*Requirement:*
Set each entry down verbatim, omitting images.

*Material to process:*

____________

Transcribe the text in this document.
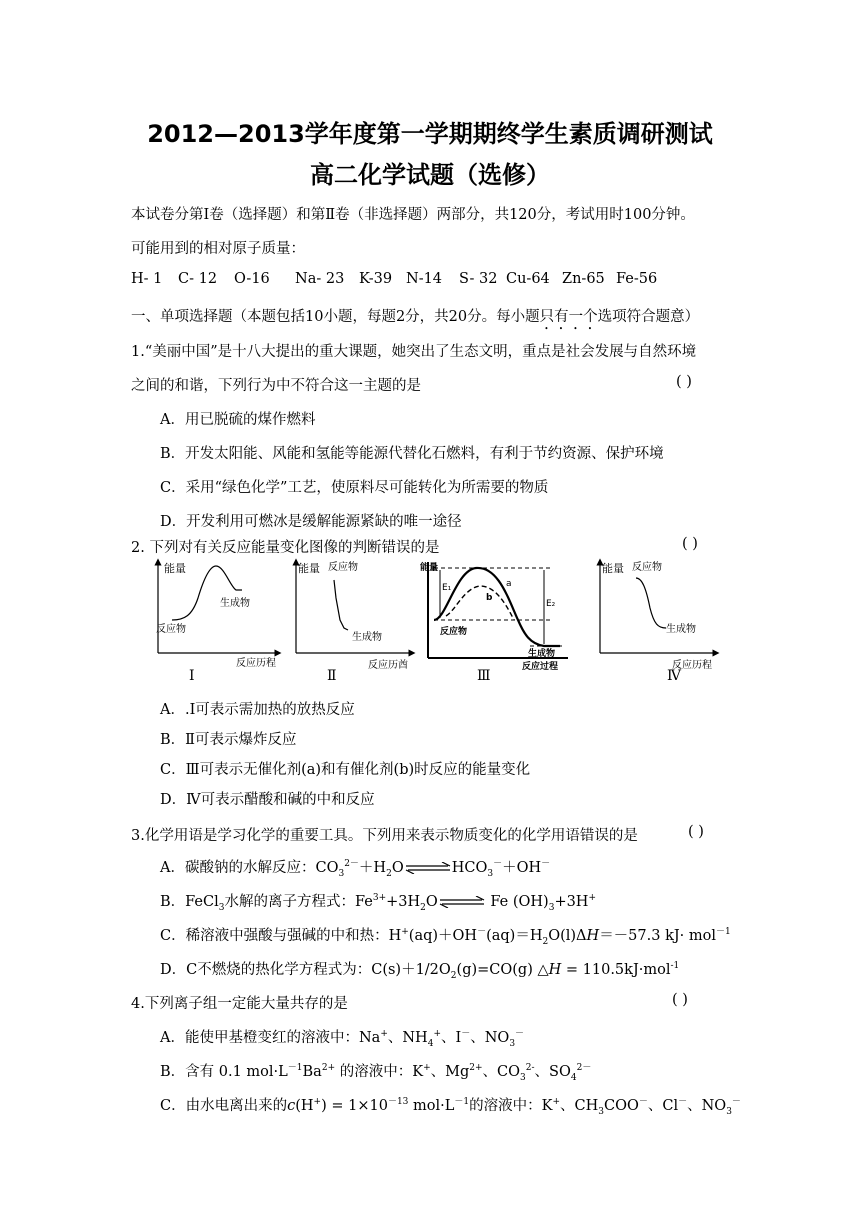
2012—2013学年度第一学期期终学生素质调研测试
高二化学试题（选修）
本试卷分第Ⅰ卷（选择题）和第Ⅱ卷（非选择题）两部分，共120分，考试用时100分钟。
可能用到的相对原子质量：
H- 1 C- 12 O-16 Na- 23 K-39 N-14 S- 32 Cu-64 Zn-65 Fe-56
一、单项选择题（本题包括10小题，每题2分，共20分。每小题只有一个选项符合题意）
1.“美丽中国”是十八大提出的重大课题，她突出了生态文明，重点是社会发展与自然环境
之间的和谐，下列行为中不符合这一主题的是	( )
A．用已脱硫的煤作燃料
B．开发太阳能、风能和氢能等能源代替化石燃料，有利于节约资源、保护环境
C．采用“绿色化学”工艺，使原料尽可能转化为所需要的物质
D．开发利用可燃冰是缓解能源紧缺的唯一途径
2. 下列对有关反应能量变化图像的判断错误的是	( )
能量
生成物
反应物
反应历程
能量 反应物
生成物
反应历酋
能量
E₁
E₂
a
b
反应物
生成物
反应过程
能量 反应物
生成物
反应历程
Ⅰ	Ⅱ	Ⅲ	Ⅳ
A．.Ⅰ可表示需加热的放热反应
B．Ⅱ可表示爆炸反应
C．Ⅲ可表示无催化剂(a)和有催化剂(b)时反应的能量变化
D．Ⅳ可表示醋酸和碱的中和反应
3.化学用语是学习化学的重要工具。下列用来表示物质变化的化学用语错误的是	( )
A．碳酸钠的水解反应：$CO_3^{2-}+H_2O\rightleftharpoons HCO_3^-+OH^-$
B．FeCl$_3$水解的离子方程式：$Fe^{3+}+3H_2O\rightleftharpoons$ Fe $(OH)_3+3H^+$
C．稀溶液中强酸与强碱的中和热：$H^+(aq)+OH^-(aq)=H_2O(l)\Delta H=-57.3$ kJ· mol$^{-1}$
D．C不燃烧的热化学方程式为：$C(s)+1/2O_2(g)=CO(g)$ △H = 110.5kJ·mol$^{-1}$
4.下列离子组一定能大量共存的是	( )
A．能使甲基橙变红的溶液中：Na+、$NH_4^+$、I－、$NO_3^-$
B．含有 0.1 $mol\cdot L^{-1}Ba^{2+}$ 的溶液中：K+、$Mg^{2+}$、$CO_3^{2-}$、$SO_4^{2-}$
C．由水电离出来的$c(H^+) = 1\times 10^{-13}$ $mol\cdot L^{-1}$的溶液中：K+、$CH_3COO^-$、Cl－、$NO_3^-$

____________

*Written solution:*
Transcribe the text in this document.
2012—2013学年度第一学期期终学生素质调研测试
高二化学试题（选修）
本试卷分第Ⅰ卷（选择题）和第Ⅱ卷（非选择题）两部分，共120分，考试用时100分钟。
可能用到的相对原子质量：
H- 1 C- 12 O-16 Na- 23 K-39 N-14 S- 32 Cu-64 Zn-65 Fe-56
一、单项选择题（本题包括10小题，每题2分，共20分。每小题只有一个选项符合题意）
1.“美丽中国”是十八大提出的重大课题，她突出了生态文明，重点是社会发展与自然环境
之间的和谐，下列行为中不符合这一主题的是	( )
A．用已脱硫的煤作燃料
B．开发太阳能、风能和氢能等能源代替化石燃料，有利于节约资源、保护环境
C．采用“绿色化学”工艺，使原料尽可能转化为所需要的物质
D．开发利用可燃冰是缓解能源紧缺的唯一途径
2. 下列对有关反应能量变化图像的判断错误的是	( )
能量
生成物
反应物
反应历程
能量 反应物
生成物
反应历酋
能量
E₁
E₂
a
b
反应物
生成物
反应过程
能量 反应物
生成物
反应历程
Ⅰ	Ⅱ	Ⅲ	Ⅳ
A．.Ⅰ可表示需加热的放热反应
B．Ⅱ可表示爆炸反应
C．Ⅲ可表示无催化剂(a)和有催化剂(b)时反应的能量变化
D．Ⅳ可表示醋酸和碱的中和反应
3.化学用语是学习化学的重要工具。下列用来表示物质变化的化学用语错误的是	( )
A．碳酸钠的水解反应：$CO_3^{2-}+H_2O\rightleftharpoons HCO_3^-+OH^-$
B．FeCl$_3$水解的离子方程式：$Fe^{3+}+3H_2O\rightleftharpoons$ Fe $(OH)_3+3H^+$
C．稀溶液中强酸与强碱的中和热：$H^+(aq)+OH^-(aq)=H_2O(l)\Delta H=-57.3$ kJ· mol$^{-1}$
D．C不燃烧的热化学方程式为：$C(s)+1/2O_2(g)=CO(g)$ △H = 110.5kJ·mol$^{-1}$
4.下列离子组一定能大量共存的是	( )
A．能使甲基橙变红的溶液中：Na+、$NH_4^+$、I－、$NO_3^-$
B．含有 0.1 $mol\cdot L^{-1}Ba^{2+}$ 的溶液中：K+、$Mg^{2+}$、$CO_3^{2-}$、$SO_4^{2-}$
C．由水电离出来的$c(H^+) = 1\times 10^{-13}$ $mol\cdot L^{-1}$的溶液中：K+、$CH_3COO^-$、Cl－、$NO_3^-$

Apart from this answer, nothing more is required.